> Task statement:
Note each line where "image" appears, and copy it.

** BEGIN Records shown **

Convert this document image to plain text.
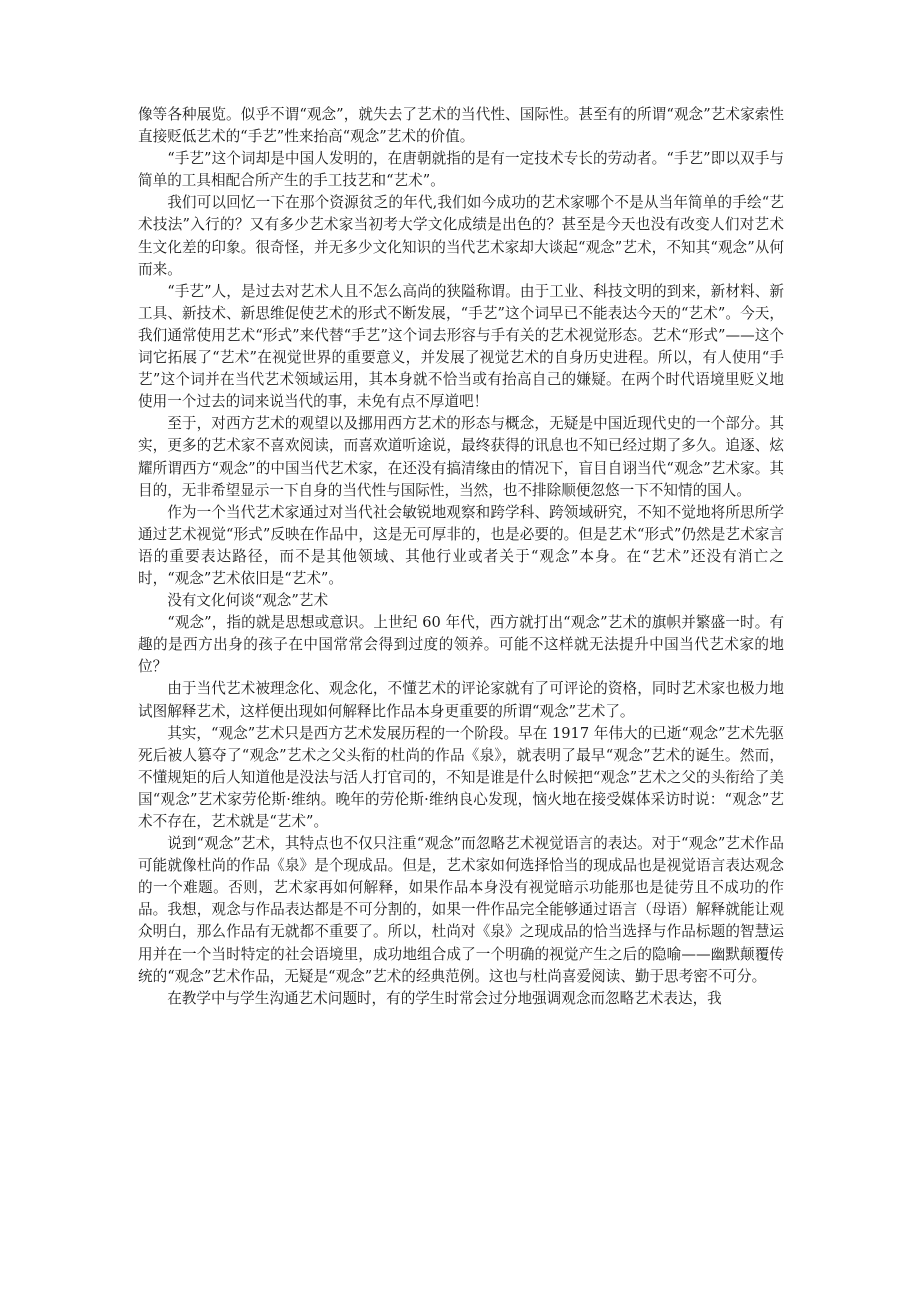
像等各种展览。似乎不谓“观念”，就失去了艺术的当代性、国际性。甚至有的所谓“观念”艺术家索性直接贬低艺术的“手艺”性来抬高“观念”艺术的价值。

“手艺”这个词却是中国人发明的，在唐朝就指的是有一定技术专长的劳动者。“手艺”即以双手与简单的工具相配合所产生的手工技艺和“艺术”。

我们可以回忆一下在那个资源贫乏的年代,我们如今成功的艺术家哪个不是从当年简单的手绘“艺术技法”入行的？又有多少艺术家当初考大学文化成绩是出色的？甚至是今天也没有改变人们对艺术生文化差的印象。很奇怪，并无多少文化知识的当代艺术家却大谈起“观念”艺术，不知其“观念”从何而来。

“手艺”人，是过去对艺术人且不怎么高尚的狭隘称谓。由于工业、科技文明的到来，新材料、新工具、新技术、新思维促使艺术的形式不断发展，“手艺”这个词早已不能表达今天的“艺术”。今天，我们通常使用艺术“形式”来代替“手艺”这个词去形容与手有关的艺术视觉形态。艺术“形式”——这个词它拓展了“艺术”在视觉世界的重要意义，并发展了视觉艺术的自身历史进程。所以，有人使用“手艺”这个词并在当代艺术领域运用，其本身就不恰当或有抬高自己的嫌疑。在两个时代语境里贬义地使用一个过去的词来说当代的事，未免有点不厚道吧！

至于，对西方艺术的观望以及挪用西方艺术的形态与概念，无疑是中国近现代史的一个部分。其实，更多的艺术家不喜欢阅读，而喜欢道听途说，最终获得的讯息也不知已经过期了多久。追逐、炫耀所谓西方“观念”的中国当代艺术家，在还没有搞清缘由的情况下，盲目自诩当代“观念”艺术家。其目的，无非希望显示一下自身的当代性与国际性，当然，也不排除顺便忽悠一下不知情的国人。

作为一个当代艺术家通过对当代社会敏锐地观察和跨学科、跨领域研究，不知不觉地将所思所学通过艺术视觉“形式”反映在作品中，这是无可厚非的，也是必要的。但是艺术“形式”仍然是艺术家言语的重要表达路径，而不是其他领域、其他行业或者关于“观念”本身。在“艺术”还没有消亡之时，“观念”艺术依旧是“艺术”。

没有文化何谈“观念”艺术

“观念”，指的就是思想或意识。上世纪 60 年代，西方就打出“观念”艺术的旗帜并繁盛一时。有趣的是西方出身的孩子在中国常常会得到过度的领养。可能不这样就无法提升中国当代艺术家的地位？

由于当代艺术被理念化、观念化，不懂艺术的评论家就有了可评论的资格，同时艺术家也极力地试图解释艺术，这样便出现如何解释比作品本身更重要的所谓“观念”艺术了。

其实，“观念”艺术只是西方艺术发展历程的一个阶段。早在 1917 年伟大的已逝“观念”艺术先驱死后被人篡夺了“观念”艺术之父头衔的杜尚的作品《泉》，就表明了最早“观念”艺术的诞生。然而，不懂规矩的后人知道他是没法与活人打官司的，不知是谁是什么时候把“观念”艺术之父的头衔给了美国“观念”艺术家劳伦斯·维纳。晚年的劳伦斯·维纳良心发现，恼火地在接受媒体采访时说：“观念”艺术不存在，艺术就是“艺术”。

说到“观念”艺术，其特点也不仅只注重“观念”而忽略艺术视觉语言的表达。对于“观念”艺术作品可能就像杜尚的作品《泉》是个现成品。但是，艺术家如何选择恰当的现成品也是视觉语言表达观念的一个难题。否则，艺术家再如何解释，如果作品本身没有视觉暗示功能那也是徒劳且不成功的作品。我想，观念与作品表达都是不可分割的，如果一件作品完全能够通过语言（母语）解释就能让观众明白，那么作品有无就都不重要了。所以，杜尚对《泉》之现成品的恰当选择与作品标题的智慧运用并在一个当时特定的社会语境里，成功地组合成了一个明确的视觉产生之后的隐喻——幽默颠覆传统的“观念”艺术作品，无疑是“观念”艺术的经典范例。这也与杜尚喜爱阅读、勤于思考密不可分。

在教学中与学生沟通艺术问题时，有的学生时常会过分地强调观念而忽略艺术表达，我
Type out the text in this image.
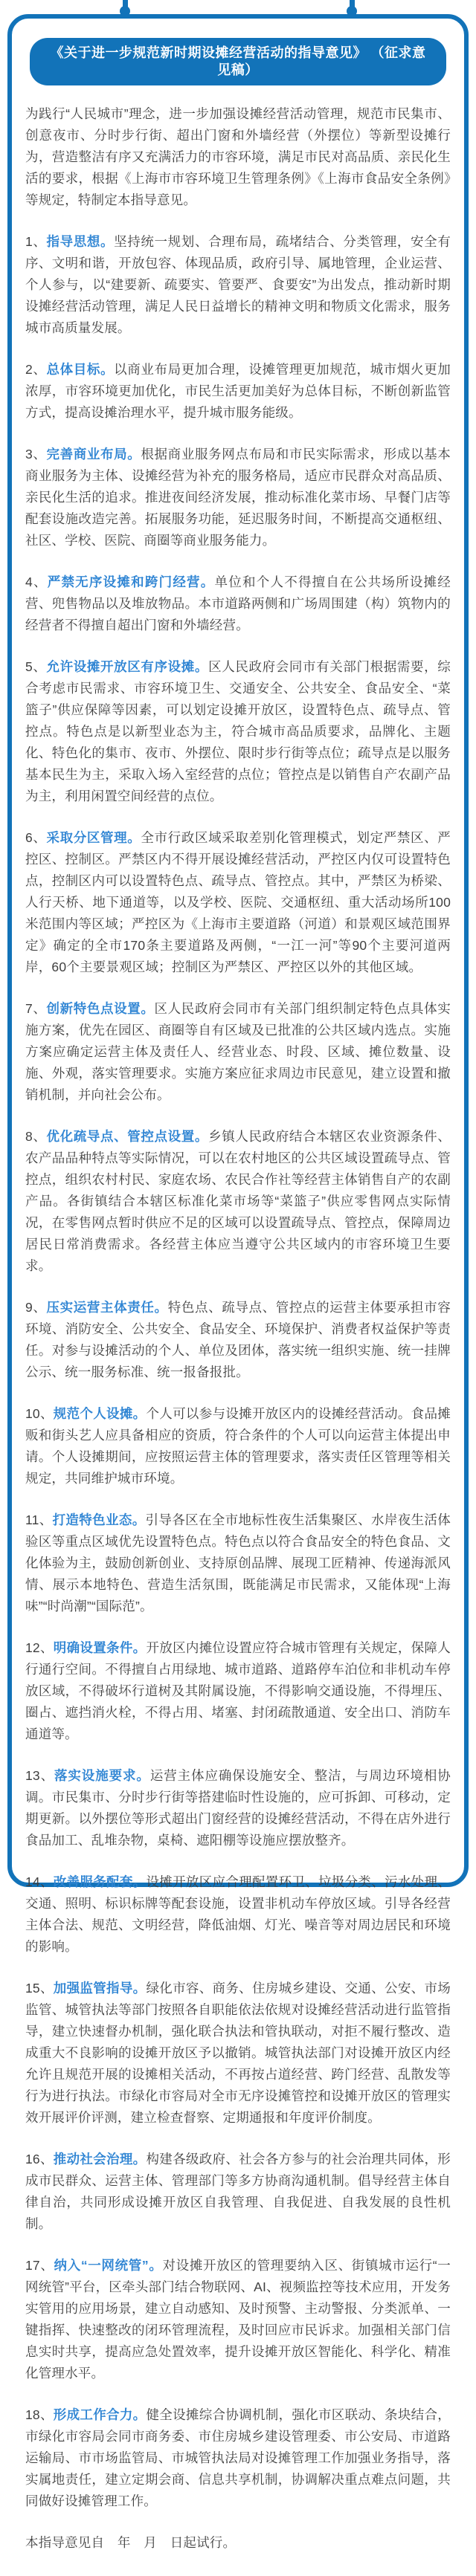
《关于进一步规范新时期设摊经营活动的指导意见》 （征求意见稿）

为践行“人民城市”理念，进一步加强设摊经营活动管理，规范市民集市、创意夜市、分时步行街、超出门窗和外墙经营（外摆位）等新型设摊行为，营造整洁有序又充满活力的市容环境，满足市民对高品质、亲民化生活的要求，根据《上海市市容环境卫生管理条例》《上海市食品安全条例》等规定，特制定本指导意见。

1、指导思想。坚持统一规划、合理布局，疏堵结合、分类管理，安全有序、文明和谐，开放包容、体现品质，政府引导、属地管理，企业运营、个人参与，以“建要新、疏要实、管要严、食要安”为出发点，推动新时期设摊经营活动管理，满足人民日益增长的精神文明和物质文化需求，服务城市高质量发展。

2、总体目标。以商业布局更加合理，设摊管理更加规范，城市烟火更加浓厚，市容环境更加优化，市民生活更加美好为总体目标，不断创新监管方式，提高设摊治理水平，提升城市服务能级。

3、完善商业布局。根据商业服务网点布局和市民实际需求，形成以基本商业服务为主体、设摊经营为补充的服务格局，适应市民群众对高品质、亲民化生活的追求。推进夜间经济发展，推动标准化菜市场、早餐门店等配套设施改造完善。拓展服务功能，延迟服务时间，不断提高交通枢纽、社区、学校、医院、商圈等商业服务能力。

4、严禁无序设摊和跨门经营。单位和个人不得擅自在公共场所设摊经营、兜售物品以及堆放物品。本市道路两侧和广场周围建（构）筑物内的经营者不得擅自超出门窗和外墙经营。

5、允许设摊开放区有序设摊。区人民政府会同市有关部门根据需要，综合考虑市民需求、市容环境卫生、交通安全、公共安全、食品安全、“菜篮子”供应保障等因素，可以划定设摊开放区，设置特色点、疏导点、管控点。特色点是以新型业态为主，符合城市高品质要求，品牌化、主题化、特色化的集市、夜市、外摆位、限时步行街等点位；疏导点是以服务基本民生为主，采取入场入室经营的点位；管控点是以销售自产农副产品为主，利用闲置空间经营的点位。

6、采取分区管理。全市行政区域采取差别化管理模式，划定严禁区、严控区、控制区。严禁区内不得开展设摊经营活动，严控区内仅可设置特色点，控制区内可以设置特色点、疏导点、管控点。其中，严禁区为桥梁、人行天桥、地下通道等，以及学校、医院、交通枢纽、重大活动场所100米范围内等区域；严控区为《上海市主要道路（河道）和景观区域范围界定》确定的全市170条主要道路及两侧，“一江一河”等90个主要河道两岸，60个主要景观区域；控制区为严禁区、严控区以外的其他区域。

7、创新特色点设置。区人民政府会同市有关部门组织制定特色点具体实施方案，优先在园区、商圈等自有区域及已批准的公共区域内选点。实施方案应确定运营主体及责任人、经营业态、时段、区域、摊位数量、设施、外观，落实管理要求。实施方案应征求周边市民意见，建立设置和撤销机制，并向社会公布。

8、优化疏导点、管控点设置。乡镇人民政府结合本辖区农业资源条件、农产品品种特点等实际情况，可以在农村地区的公共区域设置疏导点、管控点，组织农村村民、家庭农场、农民合作社等经营主体销售自产的农副产品。各街镇结合本辖区标准化菜市场等“菜篮子”供应零售网点实际情况，在零售网点暂时供应不足的区域可以设置疏导点、管控点，保障周边居民日常消费需求。各经营主体应当遵守公共区域内的市容环境卫生要求。

9、压实运营主体责任。特色点、疏导点、管控点的运营主体要承担市容环境、消防安全、公共安全、食品安全、环境保护、消费者权益保护等责任。对参与设摊活动的个人、单位及团体，落实统一组织实施、统一挂牌公示、统一服务标准、统一报备报批。

10、规范个人设摊。个人可以参与设摊开放区内的设摊经营活动。食品摊贩和街头艺人应具备相应的资质，符合条件的个人可以向运营主体提出申请。个人设摊期间，应按照运营主体的管理要求，落实责任区管理等相关规定，共同维护城市环境。

11、打造特色业态。引导各区在全市地标性夜生活集聚区、水岸夜生活体验区等重点区域优先设置特色点。特色点以符合食品安全的特色食品、文化体验为主，鼓励创新创业、支持原创品牌、展现工匠精神、传递海派风情、展示本地特色、营造生活氛围，既能满足市民需求，又能体现“上海味”“时尚潮”“国际范”。

12、明确设置条件。开放区内摊位设置应符合城市管理有关规定，保障人行通行空间。不得擅自占用绿地、城市道路、道路停车泊位和非机动车停放区域，不得破坏行道树及其附属设施，不得影响交通设施，不得埋压、圈占、遮挡消火栓，不得占用、堵塞、封闭疏散通道、安全出口、消防车通道等。

13、落实设施要求。运营主体应确保设施安全、整洁，与周边环境相协调。市民集市、分时步行街等搭建临时性设施的，应可拆卸、可移动，定期更新。以外摆位等形式超出门窗经营的设摊经营活动，不得在店外进行食品加工、乱堆杂物，桌椅、遮阳棚等设施应摆放整齐。

14、改善服务配套。设摊开放区应合理配置环卫、垃圾分类、污水处理、交通、照明、标识标牌等配套设施，设置非机动车停放区域。引导各经营主体合法、规范、文明经营，降低油烟、灯光、噪音等对周边居民和环境的影响。

15、加强监管指导。绿化市容、商务、住房城乡建设、交通、公安、市场监管、城管执法等部门按照各自职能依法依规对设摊经营活动进行监管指导，建立快速督办机制，强化联合执法和管执联动，对拒不履行整改、造成重大不良影响的设摊开放区予以撤销。城管执法部门对设摊开放区内经允许且规范开展的设摊相关活动，不再按占道经营、跨门经营、乱散发等行为进行执法。市绿化市容局对全市无序设摊管控和设摊开放区的管理实效开展评价评测，建立检查督察、定期通报和年度评价制度。

16、推动社会治理。构建各级政府、社会各方参与的社会治理共同体，形成市民群众、运营主体、管理部门等多方协商沟通机制。倡导经营主体自律自治，共同形成设摊开放区自我管理、自我促进、自我发展的良性机制。

17、纳入“一网统管”。对设摊开放区的管理要纳入区、街镇城市运行“一网统管”平台，区牵头部门结合物联网、AI、视频监控等技术应用，开发务实管用的应用场景，建立自动感知、及时预警、主动警报、分类派单、一键指挥、快速整改的闭环管理流程，及时回应市民诉求。加强相关部门信息实时共享，提高应急处置效率，提升设摊开放区智能化、科学化、精准化管理水平。

18、形成工作合力。健全设摊综合协调机制，强化市区联动、条块结合，市绿化市容局会同市商务委、市住房城乡建设管理委、市公安局、市道路运输局、市市场监管局、市城管执法局对设摊管理工作加强业务指导，落实属地责任，建立定期会商、信息共享机制，协调解决重点难点问题，共同做好设摊管理工作。

本指导意见自　年　月　日起试行。
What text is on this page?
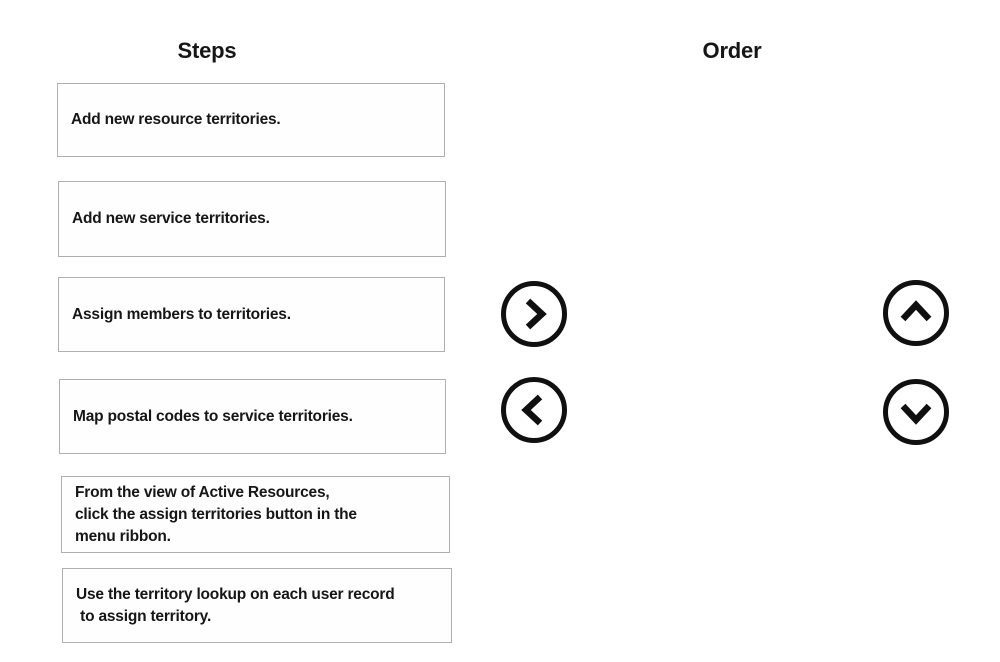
Steps	Order
Add new resource territories.
Add new service territories.
Assign members to territories.
Map postal codes to service territories.
From the view of Active Resources,
click the assign territories button in the
menu ribbon.
Use the territory lookup on each user record
to assign territory.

** END Records shown **

> Solution below:
Convert this document image to plain text.
Type out the text in this image.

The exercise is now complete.